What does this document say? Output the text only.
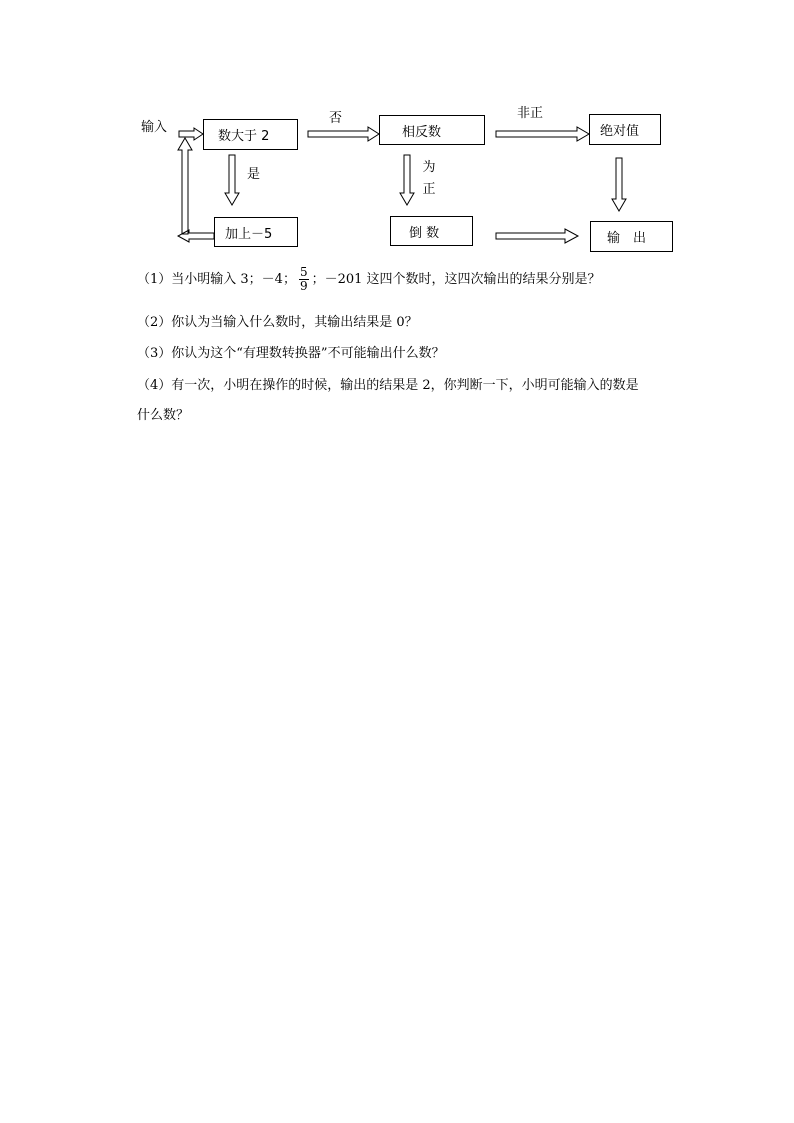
输入
否	非正
是	为
正
数大于 2	相反数	绝对值
加上－5	倒 数	输　出
（1）当小明输入 3；－4； $\frac{5}{9}$ ；－201 这四个数时，这四次输出的结果分别是？
（2）你认为当输入什么数时，其输出结果是 0？
（3）你认为这个“有理数转换器”不可能输出什么数？
（4）有一次，小明在操作的时候，输出的结果是 2，你判断一下，小明可能输入的数是
什么数？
========================
#### Given exercise
None of the pictures should appear; repeat the records exactly otherwise.

#### The solution
What does this document say? Output the text only.
输入
否	非正
是	为
正
数大于 2	相反数	绝对值
加上－5	倒 数	输　出
（1）当小明输入 3；－4； $\frac{5}{9}$ ；－201 这四个数时，这四次输出的结果分别是？
（2）你认为当输入什么数时，其输出结果是 0？
（3）你认为这个“有理数转换器”不可能输出什么数？
（4）有一次，小明在操作的时候，输出的结果是 2，你判断一下，小明可能输入的数是
什么数？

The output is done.